---- Given records

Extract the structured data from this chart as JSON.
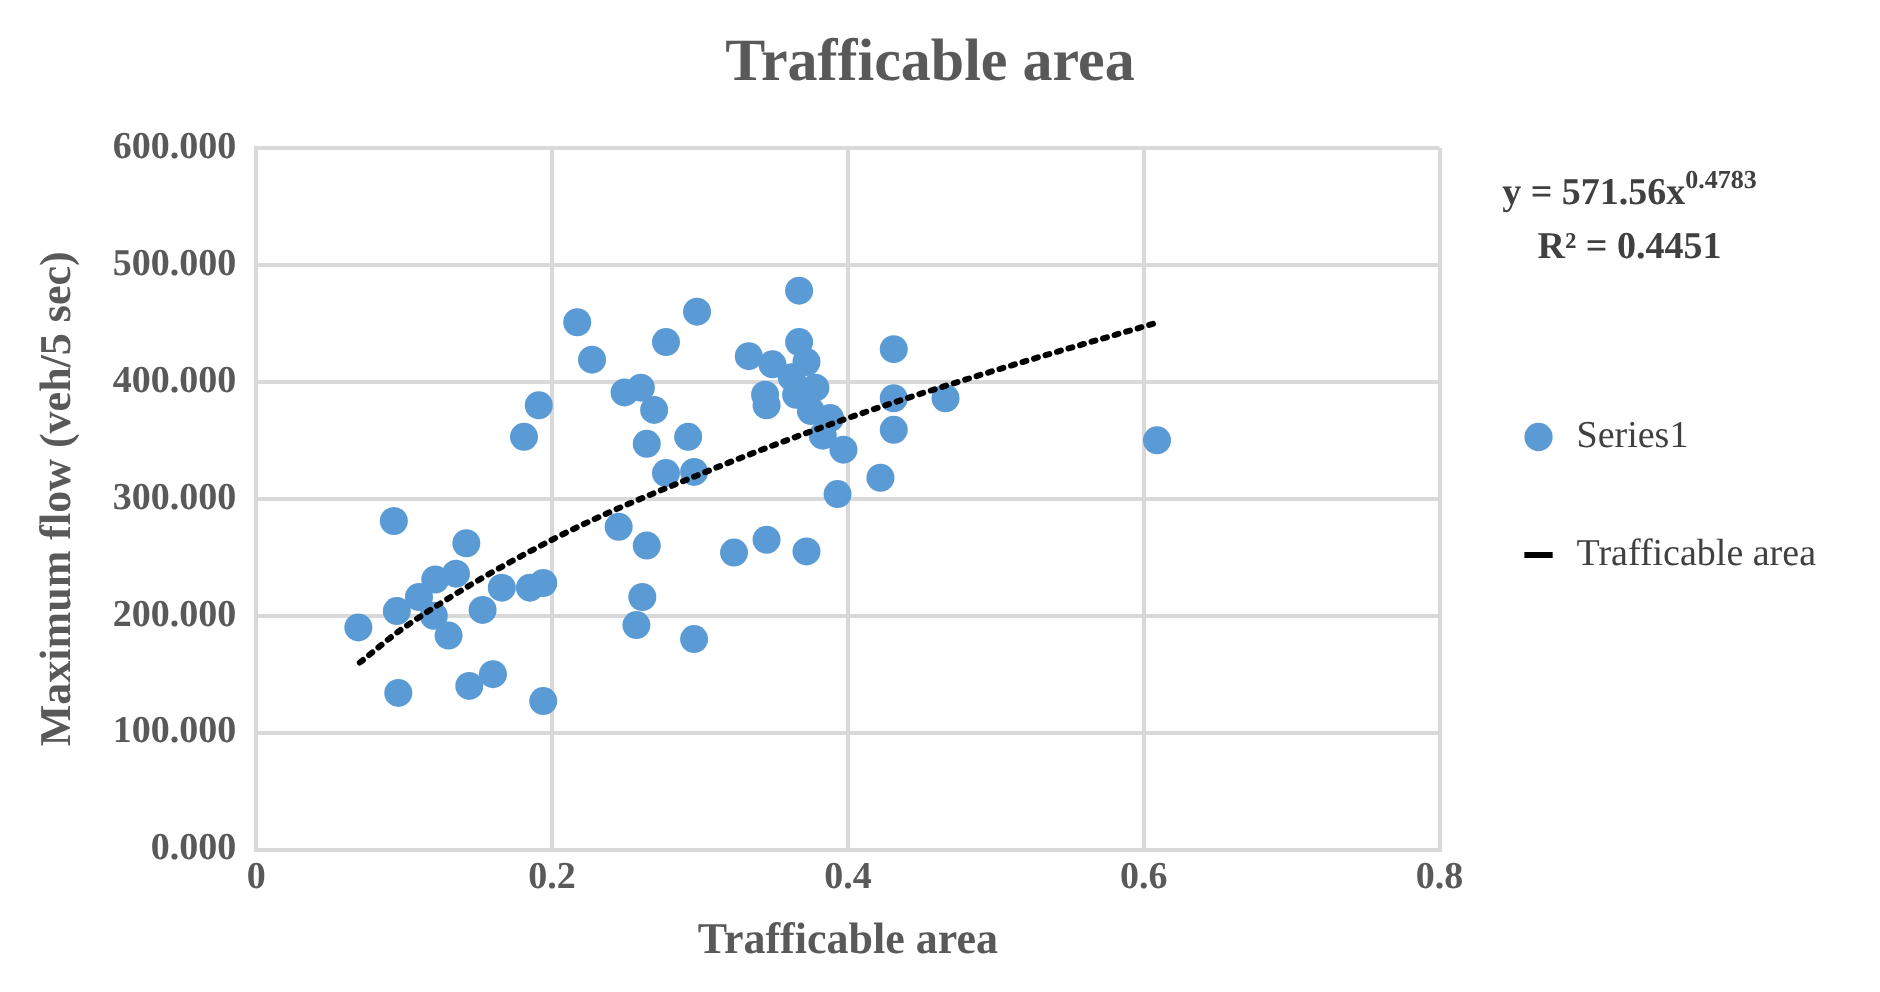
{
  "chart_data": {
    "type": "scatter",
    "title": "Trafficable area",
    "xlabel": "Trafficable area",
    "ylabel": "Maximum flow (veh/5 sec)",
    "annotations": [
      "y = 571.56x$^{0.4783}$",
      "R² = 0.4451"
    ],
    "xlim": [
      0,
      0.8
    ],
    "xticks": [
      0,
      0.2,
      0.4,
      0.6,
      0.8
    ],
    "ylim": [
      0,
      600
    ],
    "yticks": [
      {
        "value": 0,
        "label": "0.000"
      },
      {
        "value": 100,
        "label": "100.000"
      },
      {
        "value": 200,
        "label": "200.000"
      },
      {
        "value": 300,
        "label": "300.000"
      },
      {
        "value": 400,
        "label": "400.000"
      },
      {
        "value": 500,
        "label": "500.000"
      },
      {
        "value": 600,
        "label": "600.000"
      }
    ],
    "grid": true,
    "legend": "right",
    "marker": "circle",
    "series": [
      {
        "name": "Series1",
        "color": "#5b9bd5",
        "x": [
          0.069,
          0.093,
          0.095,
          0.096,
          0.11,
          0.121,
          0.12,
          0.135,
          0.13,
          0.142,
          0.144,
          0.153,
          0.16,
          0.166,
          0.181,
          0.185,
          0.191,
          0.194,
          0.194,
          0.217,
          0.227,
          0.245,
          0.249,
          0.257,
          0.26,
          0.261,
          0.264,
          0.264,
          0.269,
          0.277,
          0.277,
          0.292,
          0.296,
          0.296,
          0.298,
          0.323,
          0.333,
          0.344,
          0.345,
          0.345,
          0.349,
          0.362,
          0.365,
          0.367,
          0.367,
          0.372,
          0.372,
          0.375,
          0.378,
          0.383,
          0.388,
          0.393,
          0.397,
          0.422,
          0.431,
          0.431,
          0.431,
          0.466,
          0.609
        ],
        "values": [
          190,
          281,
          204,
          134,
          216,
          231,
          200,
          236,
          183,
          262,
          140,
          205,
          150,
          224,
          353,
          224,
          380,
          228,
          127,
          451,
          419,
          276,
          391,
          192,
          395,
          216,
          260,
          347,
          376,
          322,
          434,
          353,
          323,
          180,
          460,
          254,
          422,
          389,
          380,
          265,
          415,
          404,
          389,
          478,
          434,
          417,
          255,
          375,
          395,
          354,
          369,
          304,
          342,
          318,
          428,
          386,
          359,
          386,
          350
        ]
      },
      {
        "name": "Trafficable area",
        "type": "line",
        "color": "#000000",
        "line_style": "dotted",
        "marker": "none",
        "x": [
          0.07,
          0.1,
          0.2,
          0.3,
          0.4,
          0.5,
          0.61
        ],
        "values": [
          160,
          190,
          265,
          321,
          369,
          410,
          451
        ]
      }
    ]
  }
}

--------
---- Given records

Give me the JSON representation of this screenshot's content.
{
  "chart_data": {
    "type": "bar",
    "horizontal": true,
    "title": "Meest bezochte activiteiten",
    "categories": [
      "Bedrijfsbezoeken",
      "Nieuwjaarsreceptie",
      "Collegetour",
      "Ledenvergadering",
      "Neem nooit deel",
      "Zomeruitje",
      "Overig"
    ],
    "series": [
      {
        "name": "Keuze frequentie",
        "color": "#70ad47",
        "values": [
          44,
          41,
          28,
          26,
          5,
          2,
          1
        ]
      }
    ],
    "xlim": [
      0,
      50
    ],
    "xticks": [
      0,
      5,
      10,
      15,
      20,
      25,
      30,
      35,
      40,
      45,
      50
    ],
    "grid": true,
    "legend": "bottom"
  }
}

--------
---- Given records

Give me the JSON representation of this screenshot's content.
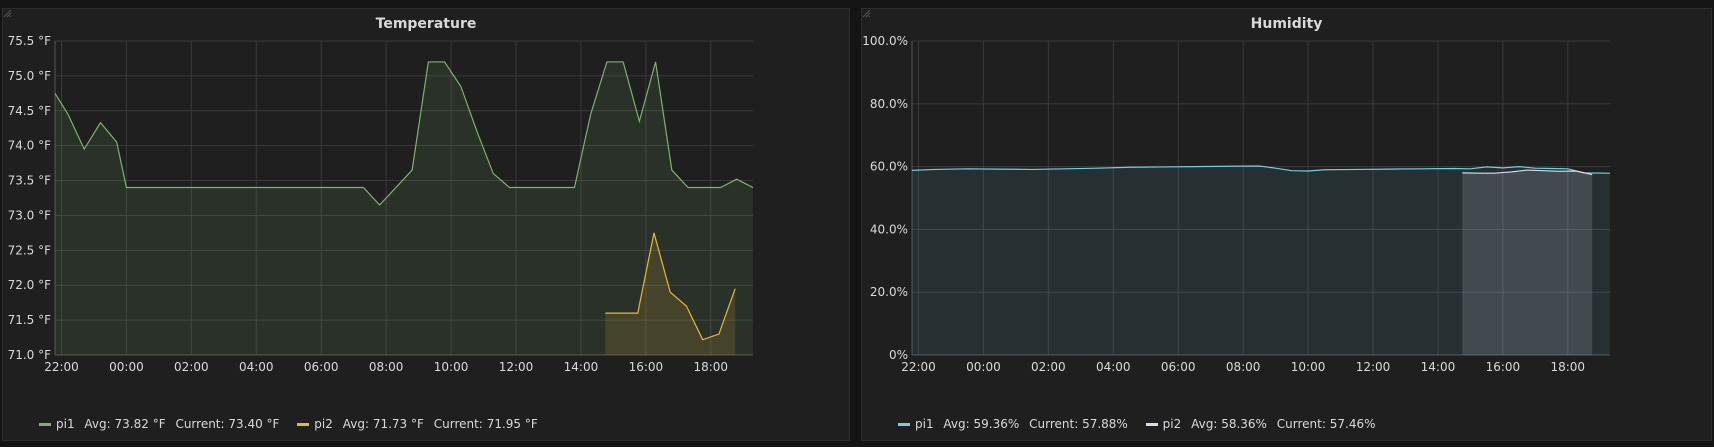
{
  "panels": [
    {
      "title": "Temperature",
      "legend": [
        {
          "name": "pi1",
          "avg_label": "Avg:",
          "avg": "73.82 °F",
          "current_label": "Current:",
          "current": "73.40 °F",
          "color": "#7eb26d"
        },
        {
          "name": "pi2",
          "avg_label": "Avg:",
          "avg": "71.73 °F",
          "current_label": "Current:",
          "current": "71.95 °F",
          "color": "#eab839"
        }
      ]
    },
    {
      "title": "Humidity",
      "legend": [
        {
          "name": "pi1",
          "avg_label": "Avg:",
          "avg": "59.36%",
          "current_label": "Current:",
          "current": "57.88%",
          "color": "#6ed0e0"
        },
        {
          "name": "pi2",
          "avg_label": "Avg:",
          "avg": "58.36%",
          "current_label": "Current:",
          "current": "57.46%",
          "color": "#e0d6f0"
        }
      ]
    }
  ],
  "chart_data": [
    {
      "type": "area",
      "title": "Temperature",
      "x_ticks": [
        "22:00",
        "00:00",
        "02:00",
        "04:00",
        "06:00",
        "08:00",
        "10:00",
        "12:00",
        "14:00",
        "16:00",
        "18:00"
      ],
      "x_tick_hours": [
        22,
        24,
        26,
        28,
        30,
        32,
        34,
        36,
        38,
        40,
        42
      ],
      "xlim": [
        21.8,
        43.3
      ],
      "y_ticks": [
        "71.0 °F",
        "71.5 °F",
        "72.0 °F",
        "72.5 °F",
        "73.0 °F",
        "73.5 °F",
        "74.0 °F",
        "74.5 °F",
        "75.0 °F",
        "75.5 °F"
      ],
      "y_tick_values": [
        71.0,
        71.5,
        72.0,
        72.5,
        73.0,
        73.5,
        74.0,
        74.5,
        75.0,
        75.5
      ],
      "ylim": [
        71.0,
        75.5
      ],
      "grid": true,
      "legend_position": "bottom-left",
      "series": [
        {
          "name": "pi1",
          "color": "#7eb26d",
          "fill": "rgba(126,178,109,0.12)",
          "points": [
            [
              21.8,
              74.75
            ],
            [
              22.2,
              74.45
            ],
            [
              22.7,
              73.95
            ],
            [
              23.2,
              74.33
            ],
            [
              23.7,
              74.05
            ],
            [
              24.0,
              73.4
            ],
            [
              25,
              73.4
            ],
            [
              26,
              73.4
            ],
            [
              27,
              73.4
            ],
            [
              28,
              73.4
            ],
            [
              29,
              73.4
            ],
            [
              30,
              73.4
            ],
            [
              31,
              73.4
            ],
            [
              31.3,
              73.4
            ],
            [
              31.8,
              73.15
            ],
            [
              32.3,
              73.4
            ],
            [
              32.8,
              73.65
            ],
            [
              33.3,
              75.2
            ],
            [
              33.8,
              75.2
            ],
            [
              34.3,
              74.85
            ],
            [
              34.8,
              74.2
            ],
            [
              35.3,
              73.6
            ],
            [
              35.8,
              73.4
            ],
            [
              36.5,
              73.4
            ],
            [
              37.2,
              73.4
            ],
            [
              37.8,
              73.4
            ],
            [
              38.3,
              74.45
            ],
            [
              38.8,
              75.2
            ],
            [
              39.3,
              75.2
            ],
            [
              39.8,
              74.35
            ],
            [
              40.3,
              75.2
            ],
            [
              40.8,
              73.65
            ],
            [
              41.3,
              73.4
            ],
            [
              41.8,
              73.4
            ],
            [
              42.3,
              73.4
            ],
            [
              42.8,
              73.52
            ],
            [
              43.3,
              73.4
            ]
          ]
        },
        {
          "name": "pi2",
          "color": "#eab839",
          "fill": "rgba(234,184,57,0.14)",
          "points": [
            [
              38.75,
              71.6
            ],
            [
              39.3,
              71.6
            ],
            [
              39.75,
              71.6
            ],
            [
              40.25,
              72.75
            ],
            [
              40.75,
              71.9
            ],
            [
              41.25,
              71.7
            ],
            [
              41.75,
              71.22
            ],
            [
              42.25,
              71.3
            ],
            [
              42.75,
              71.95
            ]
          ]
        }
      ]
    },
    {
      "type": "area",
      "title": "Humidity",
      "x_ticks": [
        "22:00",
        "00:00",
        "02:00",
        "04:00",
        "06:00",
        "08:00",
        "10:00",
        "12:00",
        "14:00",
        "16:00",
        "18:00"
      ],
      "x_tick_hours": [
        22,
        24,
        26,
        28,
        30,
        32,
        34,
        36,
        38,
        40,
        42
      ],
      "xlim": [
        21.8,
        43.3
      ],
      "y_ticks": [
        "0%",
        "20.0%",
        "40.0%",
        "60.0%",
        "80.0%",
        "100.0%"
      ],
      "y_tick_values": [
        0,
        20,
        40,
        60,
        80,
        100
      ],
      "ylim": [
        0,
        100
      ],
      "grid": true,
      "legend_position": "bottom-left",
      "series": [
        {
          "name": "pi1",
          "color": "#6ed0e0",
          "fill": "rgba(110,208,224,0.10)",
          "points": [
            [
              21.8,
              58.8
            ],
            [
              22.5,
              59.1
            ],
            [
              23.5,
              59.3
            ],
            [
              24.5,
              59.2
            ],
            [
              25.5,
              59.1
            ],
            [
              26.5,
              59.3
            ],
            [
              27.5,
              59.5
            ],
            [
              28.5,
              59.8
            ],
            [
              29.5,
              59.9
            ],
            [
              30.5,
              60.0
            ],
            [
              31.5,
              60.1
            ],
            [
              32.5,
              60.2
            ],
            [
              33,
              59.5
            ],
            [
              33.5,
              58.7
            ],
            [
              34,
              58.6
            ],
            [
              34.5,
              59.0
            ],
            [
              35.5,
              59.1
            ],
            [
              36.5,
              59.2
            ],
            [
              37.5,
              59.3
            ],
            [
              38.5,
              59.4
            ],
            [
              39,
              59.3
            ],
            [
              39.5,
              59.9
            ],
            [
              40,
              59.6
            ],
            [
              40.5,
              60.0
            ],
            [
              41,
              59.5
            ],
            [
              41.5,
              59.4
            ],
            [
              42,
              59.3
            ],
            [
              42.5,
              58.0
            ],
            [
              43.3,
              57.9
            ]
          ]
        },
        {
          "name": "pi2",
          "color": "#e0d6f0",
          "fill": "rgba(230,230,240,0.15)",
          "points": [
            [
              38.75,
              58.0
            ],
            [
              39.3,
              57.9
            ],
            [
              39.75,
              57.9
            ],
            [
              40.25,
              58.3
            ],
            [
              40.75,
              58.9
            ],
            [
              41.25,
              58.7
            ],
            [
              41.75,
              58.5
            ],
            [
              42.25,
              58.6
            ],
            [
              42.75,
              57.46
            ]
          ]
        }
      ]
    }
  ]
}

--------

Among the entries above, identify all lines with "fill" and copy them.

          "fill": "rgba(126,178,109,0.12)",
          "fill": "rgba(234,184,57,0.14)",
          "fill": "rgba(110,208,224,0.10)",
          "fill": "rgba(230,230,240,0.15)",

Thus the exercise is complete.